** PROBLEM DESCRIPTION **
Reproduce each of the items below verbatim, keeping every line as it appears.

** RECORDS PROVIDED **
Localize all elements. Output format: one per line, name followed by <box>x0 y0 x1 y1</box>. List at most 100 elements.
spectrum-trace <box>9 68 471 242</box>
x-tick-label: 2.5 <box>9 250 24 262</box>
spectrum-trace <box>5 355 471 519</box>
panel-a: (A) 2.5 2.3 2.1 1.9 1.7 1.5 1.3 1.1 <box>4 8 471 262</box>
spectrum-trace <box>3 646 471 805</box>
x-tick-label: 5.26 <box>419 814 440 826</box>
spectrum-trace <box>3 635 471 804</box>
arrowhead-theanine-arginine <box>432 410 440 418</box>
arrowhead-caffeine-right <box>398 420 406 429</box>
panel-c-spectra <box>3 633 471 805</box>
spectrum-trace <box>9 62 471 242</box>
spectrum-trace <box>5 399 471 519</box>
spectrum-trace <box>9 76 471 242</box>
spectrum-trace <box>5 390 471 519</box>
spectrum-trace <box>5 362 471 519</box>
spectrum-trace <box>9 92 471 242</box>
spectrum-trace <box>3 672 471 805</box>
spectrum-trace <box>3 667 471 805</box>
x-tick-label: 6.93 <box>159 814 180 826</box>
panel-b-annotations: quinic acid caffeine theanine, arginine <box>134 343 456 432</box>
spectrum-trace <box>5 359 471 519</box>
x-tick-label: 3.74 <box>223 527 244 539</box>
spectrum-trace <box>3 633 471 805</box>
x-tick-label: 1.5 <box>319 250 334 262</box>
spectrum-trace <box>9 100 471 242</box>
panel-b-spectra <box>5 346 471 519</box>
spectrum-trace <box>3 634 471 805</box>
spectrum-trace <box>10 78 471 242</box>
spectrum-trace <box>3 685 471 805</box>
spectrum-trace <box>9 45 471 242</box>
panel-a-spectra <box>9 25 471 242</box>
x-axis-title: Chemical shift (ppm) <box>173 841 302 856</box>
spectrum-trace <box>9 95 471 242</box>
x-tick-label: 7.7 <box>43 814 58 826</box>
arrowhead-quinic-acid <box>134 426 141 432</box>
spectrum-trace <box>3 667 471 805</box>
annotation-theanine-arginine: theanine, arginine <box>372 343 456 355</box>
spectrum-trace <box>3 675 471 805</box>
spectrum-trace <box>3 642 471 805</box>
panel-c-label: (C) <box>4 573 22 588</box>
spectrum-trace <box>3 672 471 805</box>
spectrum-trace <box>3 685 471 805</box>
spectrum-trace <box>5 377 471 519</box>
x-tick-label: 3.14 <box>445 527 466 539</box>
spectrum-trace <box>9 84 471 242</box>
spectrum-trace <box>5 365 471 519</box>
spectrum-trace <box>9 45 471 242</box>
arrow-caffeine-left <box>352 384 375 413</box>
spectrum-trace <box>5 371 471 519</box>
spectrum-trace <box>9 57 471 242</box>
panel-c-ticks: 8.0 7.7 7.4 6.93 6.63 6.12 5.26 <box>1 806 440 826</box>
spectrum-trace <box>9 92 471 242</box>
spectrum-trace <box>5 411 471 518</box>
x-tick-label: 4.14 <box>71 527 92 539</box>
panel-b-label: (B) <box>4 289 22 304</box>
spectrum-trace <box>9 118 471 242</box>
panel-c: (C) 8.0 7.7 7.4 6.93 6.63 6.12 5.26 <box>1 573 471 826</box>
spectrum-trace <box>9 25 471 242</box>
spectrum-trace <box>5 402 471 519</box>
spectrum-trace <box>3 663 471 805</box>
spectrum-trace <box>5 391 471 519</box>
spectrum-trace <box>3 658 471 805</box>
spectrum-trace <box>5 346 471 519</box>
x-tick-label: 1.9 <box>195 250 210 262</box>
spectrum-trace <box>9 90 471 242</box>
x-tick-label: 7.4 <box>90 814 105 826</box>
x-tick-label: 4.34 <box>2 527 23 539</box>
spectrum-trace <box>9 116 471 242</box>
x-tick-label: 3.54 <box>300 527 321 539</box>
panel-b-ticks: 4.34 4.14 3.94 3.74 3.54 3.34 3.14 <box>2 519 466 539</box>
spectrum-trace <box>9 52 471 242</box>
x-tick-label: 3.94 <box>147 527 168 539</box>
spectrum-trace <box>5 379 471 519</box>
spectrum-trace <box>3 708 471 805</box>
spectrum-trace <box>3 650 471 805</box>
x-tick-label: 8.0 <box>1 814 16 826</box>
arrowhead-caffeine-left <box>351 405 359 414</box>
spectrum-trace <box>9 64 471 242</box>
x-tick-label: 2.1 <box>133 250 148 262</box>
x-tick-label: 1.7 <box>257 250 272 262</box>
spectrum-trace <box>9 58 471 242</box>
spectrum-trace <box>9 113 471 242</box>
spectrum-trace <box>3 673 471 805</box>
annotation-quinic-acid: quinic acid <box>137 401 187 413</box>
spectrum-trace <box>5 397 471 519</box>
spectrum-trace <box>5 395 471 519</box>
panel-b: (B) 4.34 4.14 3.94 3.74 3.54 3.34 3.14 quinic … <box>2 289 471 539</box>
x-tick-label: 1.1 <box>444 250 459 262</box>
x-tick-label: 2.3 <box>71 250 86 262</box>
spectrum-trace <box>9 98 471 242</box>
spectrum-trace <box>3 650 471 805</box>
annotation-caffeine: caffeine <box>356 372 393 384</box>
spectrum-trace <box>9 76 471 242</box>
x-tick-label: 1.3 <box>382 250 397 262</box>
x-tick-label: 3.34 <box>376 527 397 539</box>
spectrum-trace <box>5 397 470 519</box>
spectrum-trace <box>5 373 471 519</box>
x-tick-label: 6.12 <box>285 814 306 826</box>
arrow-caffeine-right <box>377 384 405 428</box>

** RESULT OF THIS TASK **
Localize all elements. Output format: one per line, name followed by <box>x0 y0 x1 y1</box>. List at most 100 elements.
spectrum-trace <box>9 68 471 242</box>
x-tick-label: 2.5 <box>9 250 24 262</box>
spectrum-trace <box>5 355 471 519</box>
panel-a: (A) 2.5 2.3 2.1 1.9 1.7 1.5 1.3 1.1 <box>4 8 471 262</box>
spectrum-trace <box>3 646 471 805</box>
x-tick-label: 5.26 <box>419 814 440 826</box>
spectrum-trace <box>3 635 471 804</box>
arrowhead-theanine-arginine <box>432 410 440 418</box>
arrowhead-caffeine-right <box>398 420 406 429</box>
panel-c-spectra <box>3 633 471 805</box>
spectrum-trace <box>9 62 471 242</box>
spectrum-trace <box>5 399 471 519</box>
spectrum-trace <box>9 76 471 242</box>
spectrum-trace <box>5 390 471 519</box>
spectrum-trace <box>5 362 471 519</box>
spectrum-trace <box>9 92 471 242</box>
spectrum-trace <box>3 672 471 805</box>
spectrum-trace <box>3 667 471 805</box>
x-tick-label: 6.93 <box>159 814 180 826</box>
panel-b-annotations: quinic acid caffeine theanine, arginine <box>134 343 456 432</box>
spectrum-trace <box>5 359 471 519</box>
x-tick-label: 3.74 <box>223 527 244 539</box>
spectrum-trace <box>3 633 471 805</box>
x-tick-label: 1.5 <box>319 250 334 262</box>
spectrum-trace <box>9 100 471 242</box>
panel-b-spectra <box>5 346 471 519</box>
spectrum-trace <box>3 634 471 805</box>
spectrum-trace <box>10 78 471 242</box>
spectrum-trace <box>3 685 471 805</box>
spectrum-trace <box>9 45 471 242</box>
panel-a-spectra <box>9 25 471 242</box>
x-axis-title: Chemical shift (ppm) <box>173 841 302 856</box>
spectrum-trace <box>9 95 471 242</box>
x-tick-label: 7.7 <box>43 814 58 826</box>
arrowhead-quinic-acid <box>134 426 141 432</box>
spectrum-trace <box>3 667 471 805</box>
annotation-theanine-arginine: theanine, arginine <box>372 343 456 355</box>
spectrum-trace <box>3 675 471 805</box>
spectrum-trace <box>3 642 471 805</box>
panel-c-label: (C) <box>4 573 22 588</box>
spectrum-trace <box>3 672 471 805</box>
spectrum-trace <box>3 685 471 805</box>
spectrum-trace <box>5 377 471 519</box>
x-tick-label: 3.14 <box>445 527 466 539</box>
spectrum-trace <box>9 84 471 242</box>
spectrum-trace <box>5 365 471 519</box>
spectrum-trace <box>9 45 471 242</box>
arrow-caffeine-left <box>352 384 375 413</box>
spectrum-trace <box>5 371 471 519</box>
spectrum-trace <box>9 57 471 242</box>
panel-c-ticks: 8.0 7.7 7.4 6.93 6.63 6.12 5.26 <box>1 806 440 826</box>
spectrum-trace <box>9 92 471 242</box>
spectrum-trace <box>5 411 471 518</box>
x-tick-label: 4.14 <box>71 527 92 539</box>
panel-b-label: (B) <box>4 289 22 304</box>
spectrum-trace <box>9 118 471 242</box>
panel-c: (C) 8.0 7.7 7.4 6.93 6.63 6.12 5.26 <box>1 573 471 826</box>
spectrum-trace <box>9 25 471 242</box>
spectrum-trace <box>5 402 471 519</box>
spectrum-trace <box>3 663 471 805</box>
spectrum-trace <box>5 391 471 519</box>
spectrum-trace <box>3 658 471 805</box>
spectrum-trace <box>5 346 471 519</box>
x-tick-label: 1.9 <box>195 250 210 262</box>
spectrum-trace <box>9 90 471 242</box>
x-tick-label: 7.4 <box>90 814 105 826</box>
x-tick-label: 4.34 <box>2 527 23 539</box>
spectrum-trace <box>9 116 471 242</box>
x-tick-label: 3.54 <box>300 527 321 539</box>
panel-b-ticks: 4.34 4.14 3.94 3.74 3.54 3.34 3.14 <box>2 519 466 539</box>
spectrum-trace <box>9 52 471 242</box>
x-tick-label: 3.94 <box>147 527 168 539</box>
spectrum-trace <box>5 379 471 519</box>
spectrum-trace <box>3 708 471 805</box>
spectrum-trace <box>3 650 471 805</box>
x-tick-label: 8.0 <box>1 814 16 826</box>
arrowhead-caffeine-left <box>351 405 359 414</box>
spectrum-trace <box>9 64 471 242</box>
x-tick-label: 2.1 <box>133 250 148 262</box>
x-tick-label: 1.7 <box>257 250 272 262</box>
spectrum-trace <box>9 58 471 242</box>
spectrum-trace <box>9 113 471 242</box>
spectrum-trace <box>3 673 471 805</box>
annotation-quinic-acid: quinic acid <box>137 401 187 413</box>
spectrum-trace <box>5 397 471 519</box>
spectrum-trace <box>5 395 471 519</box>
panel-b: (B) 4.34 4.14 3.94 3.74 3.54 3.34 3.14 quinic … <box>2 289 471 539</box>
x-tick-label: 1.1 <box>444 250 459 262</box>
x-tick-label: 2.3 <box>71 250 86 262</box>
spectrum-trace <box>9 98 471 242</box>
spectrum-trace <box>3 650 471 805</box>
annotation-caffeine: caffeine <box>356 372 393 384</box>
spectrum-trace <box>9 76 471 242</box>
x-tick-label: 1.3 <box>382 250 397 262</box>
x-tick-label: 3.34 <box>376 527 397 539</box>
spectrum-trace <box>5 397 470 519</box>
spectrum-trace <box>5 373 471 519</box>
x-tick-label: 6.12 <box>285 814 306 826</box>
arrow-caffeine-right <box>377 384 405 428</box>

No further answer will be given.